(Exercise objective) Would you return the complete listing below word for word?

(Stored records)
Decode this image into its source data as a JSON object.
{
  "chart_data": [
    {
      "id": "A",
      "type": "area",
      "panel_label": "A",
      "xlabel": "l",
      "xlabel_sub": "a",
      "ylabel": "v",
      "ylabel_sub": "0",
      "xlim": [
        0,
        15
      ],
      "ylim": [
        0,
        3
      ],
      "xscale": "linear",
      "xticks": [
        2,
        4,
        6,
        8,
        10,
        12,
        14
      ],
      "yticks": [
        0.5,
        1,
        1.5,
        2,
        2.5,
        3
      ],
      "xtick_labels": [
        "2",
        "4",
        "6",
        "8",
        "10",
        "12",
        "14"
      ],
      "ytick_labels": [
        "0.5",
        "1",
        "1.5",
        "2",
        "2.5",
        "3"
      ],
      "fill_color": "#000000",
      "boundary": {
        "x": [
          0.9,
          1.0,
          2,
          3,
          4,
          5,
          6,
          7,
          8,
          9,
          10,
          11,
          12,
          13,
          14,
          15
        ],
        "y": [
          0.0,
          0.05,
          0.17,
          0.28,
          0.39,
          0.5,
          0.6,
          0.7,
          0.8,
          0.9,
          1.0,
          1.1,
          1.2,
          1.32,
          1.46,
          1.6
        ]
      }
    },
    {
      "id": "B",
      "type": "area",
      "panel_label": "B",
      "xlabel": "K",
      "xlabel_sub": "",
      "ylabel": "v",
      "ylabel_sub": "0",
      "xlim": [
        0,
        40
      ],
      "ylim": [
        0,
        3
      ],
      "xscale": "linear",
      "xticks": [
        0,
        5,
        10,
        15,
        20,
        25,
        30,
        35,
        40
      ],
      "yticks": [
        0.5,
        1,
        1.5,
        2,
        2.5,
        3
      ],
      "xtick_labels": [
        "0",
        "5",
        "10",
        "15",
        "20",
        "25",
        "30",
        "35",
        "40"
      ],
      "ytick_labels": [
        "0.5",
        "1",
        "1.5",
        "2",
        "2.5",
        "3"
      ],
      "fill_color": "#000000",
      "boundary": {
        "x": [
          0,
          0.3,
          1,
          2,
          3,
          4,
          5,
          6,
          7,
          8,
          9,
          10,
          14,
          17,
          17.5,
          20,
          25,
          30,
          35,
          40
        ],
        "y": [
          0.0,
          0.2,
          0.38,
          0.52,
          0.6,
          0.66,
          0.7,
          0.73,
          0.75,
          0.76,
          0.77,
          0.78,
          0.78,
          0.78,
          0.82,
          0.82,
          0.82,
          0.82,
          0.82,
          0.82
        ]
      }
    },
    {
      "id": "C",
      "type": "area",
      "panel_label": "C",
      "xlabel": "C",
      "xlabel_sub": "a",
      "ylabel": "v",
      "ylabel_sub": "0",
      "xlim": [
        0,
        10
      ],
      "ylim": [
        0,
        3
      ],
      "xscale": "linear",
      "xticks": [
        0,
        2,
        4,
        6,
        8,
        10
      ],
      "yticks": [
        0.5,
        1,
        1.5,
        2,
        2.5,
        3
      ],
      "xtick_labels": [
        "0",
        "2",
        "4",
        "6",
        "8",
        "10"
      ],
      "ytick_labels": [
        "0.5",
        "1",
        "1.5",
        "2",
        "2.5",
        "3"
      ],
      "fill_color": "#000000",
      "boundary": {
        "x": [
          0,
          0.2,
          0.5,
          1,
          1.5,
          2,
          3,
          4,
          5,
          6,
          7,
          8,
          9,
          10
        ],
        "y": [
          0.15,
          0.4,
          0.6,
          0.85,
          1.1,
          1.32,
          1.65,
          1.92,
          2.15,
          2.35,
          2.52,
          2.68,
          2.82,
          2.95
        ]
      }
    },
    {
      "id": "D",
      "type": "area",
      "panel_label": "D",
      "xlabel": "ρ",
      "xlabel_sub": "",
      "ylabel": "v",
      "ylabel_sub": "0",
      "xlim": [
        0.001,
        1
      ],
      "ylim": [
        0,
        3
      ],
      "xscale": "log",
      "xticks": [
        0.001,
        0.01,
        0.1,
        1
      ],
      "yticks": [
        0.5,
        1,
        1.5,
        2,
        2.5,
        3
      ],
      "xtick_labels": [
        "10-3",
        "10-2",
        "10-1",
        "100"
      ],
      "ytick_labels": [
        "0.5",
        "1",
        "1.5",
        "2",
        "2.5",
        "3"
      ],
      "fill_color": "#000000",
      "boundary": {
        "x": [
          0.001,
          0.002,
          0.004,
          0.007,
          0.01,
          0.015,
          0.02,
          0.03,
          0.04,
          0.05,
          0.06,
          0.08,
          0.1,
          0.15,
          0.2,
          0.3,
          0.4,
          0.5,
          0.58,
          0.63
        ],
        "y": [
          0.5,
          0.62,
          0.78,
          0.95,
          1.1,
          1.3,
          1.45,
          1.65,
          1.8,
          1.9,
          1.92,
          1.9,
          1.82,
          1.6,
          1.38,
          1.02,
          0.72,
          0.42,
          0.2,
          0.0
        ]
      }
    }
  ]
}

(Answer to the exercise)
Decode this image into its source data as a JSON object.
{
  "chart_data": [
    {
      "id": "A",
      "type": "area",
      "panel_label": "A",
      "xlabel": "l",
      "xlabel_sub": "a",
      "ylabel": "v",
      "ylabel_sub": "0",
      "xlim": [
        0,
        15
      ],
      "ylim": [
        0,
        3
      ],
      "xscale": "linear",
      "xticks": [
        2,
        4,
        6,
        8,
        10,
        12,
        14
      ],
      "yticks": [
        0.5,
        1,
        1.5,
        2,
        2.5,
        3
      ],
      "xtick_labels": [
        "2",
        "4",
        "6",
        "8",
        "10",
        "12",
        "14"
      ],
      "ytick_labels": [
        "0.5",
        "1",
        "1.5",
        "2",
        "2.5",
        "3"
      ],
      "fill_color": "#000000",
      "boundary": {
        "x": [
          0.9,
          1.0,
          2,
          3,
          4,
          5,
          6,
          7,
          8,
          9,
          10,
          11,
          12,
          13,
          14,
          15
        ],
        "y": [
          0.0,
          0.05,
          0.17,
          0.28,
          0.39,
          0.5,
          0.6,
          0.7,
          0.8,
          0.9,
          1.0,
          1.1,
          1.2,
          1.32,
          1.46,
          1.6
        ]
      }
    },
    {
      "id": "B",
      "type": "area",
      "panel_label": "B",
      "xlabel": "K",
      "xlabel_sub": "",
      "ylabel": "v",
      "ylabel_sub": "0",
      "xlim": [
        0,
        40
      ],
      "ylim": [
        0,
        3
      ],
      "xscale": "linear",
      "xticks": [
        0,
        5,
        10,
        15,
        20,
        25,
        30,
        35,
        40
      ],
      "yticks": [
        0.5,
        1,
        1.5,
        2,
        2.5,
        3
      ],
      "xtick_labels": [
        "0",
        "5",
        "10",
        "15",
        "20",
        "25",
        "30",
        "35",
        "40"
      ],
      "ytick_labels": [
        "0.5",
        "1",
        "1.5",
        "2",
        "2.5",
        "3"
      ],
      "fill_color": "#000000",
      "boundary": {
        "x": [
          0,
          0.3,
          1,
          2,
          3,
          4,
          5,
          6,
          7,
          8,
          9,
          10,
          14,
          17,
          17.5,
          20,
          25,
          30,
          35,
          40
        ],
        "y": [
          0.0,
          0.2,
          0.38,
          0.52,
          0.6,
          0.66,
          0.7,
          0.73,
          0.75,
          0.76,
          0.77,
          0.78,
          0.78,
          0.78,
          0.82,
          0.82,
          0.82,
          0.82,
          0.82,
          0.82
        ]
      }
    },
    {
      "id": "C",
      "type": "area",
      "panel_label": "C",
      "xlabel": "C",
      "xlabel_sub": "a",
      "ylabel": "v",
      "ylabel_sub": "0",
      "xlim": [
        0,
        10
      ],
      "ylim": [
        0,
        3
      ],
      "xscale": "linear",
      "xticks": [
        0,
        2,
        4,
        6,
        8,
        10
      ],
      "yticks": [
        0.5,
        1,
        1.5,
        2,
        2.5,
        3
      ],
      "xtick_labels": [
        "0",
        "2",
        "4",
        "6",
        "8",
        "10"
      ],
      "ytick_labels": [
        "0.5",
        "1",
        "1.5",
        "2",
        "2.5",
        "3"
      ],
      "fill_color": "#000000",
      "boundary": {
        "x": [
          0,
          0.2,
          0.5,
          1,
          1.5,
          2,
          3,
          4,
          5,
          6,
          7,
          8,
          9,
          10
        ],
        "y": [
          0.15,
          0.4,
          0.6,
          0.85,
          1.1,
          1.32,
          1.65,
          1.92,
          2.15,
          2.35,
          2.52,
          2.68,
          2.82,
          2.95
        ]
      }
    },
    {
      "id": "D",
      "type": "area",
      "panel_label": "D",
      "xlabel": "ρ",
      "xlabel_sub": "",
      "ylabel": "v",
      "ylabel_sub": "0",
      "xlim": [
        0.001,
        1
      ],
      "ylim": [
        0,
        3
      ],
      "xscale": "log",
      "xticks": [
        0.001,
        0.01,
        0.1,
        1
      ],
      "yticks": [
        0.5,
        1,
        1.5,
        2,
        2.5,
        3
      ],
      "xtick_labels": [
        "10-3",
        "10-2",
        "10-1",
        "100"
      ],
      "ytick_labels": [
        "0.5",
        "1",
        "1.5",
        "2",
        "2.5",
        "3"
      ],
      "fill_color": "#000000",
      "boundary": {
        "x": [
          0.001,
          0.002,
          0.004,
          0.007,
          0.01,
          0.015,
          0.02,
          0.03,
          0.04,
          0.05,
          0.06,
          0.08,
          0.1,
          0.15,
          0.2,
          0.3,
          0.4,
          0.5,
          0.58,
          0.63
        ],
        "y": [
          0.5,
          0.62,
          0.78,
          0.95,
          1.1,
          1.3,
          1.45,
          1.65,
          1.8,
          1.9,
          1.92,
          1.9,
          1.82,
          1.6,
          1.38,
          1.02,
          0.72,
          0.42,
          0.2,
          0.0
        ]
      }
    }
  ]
}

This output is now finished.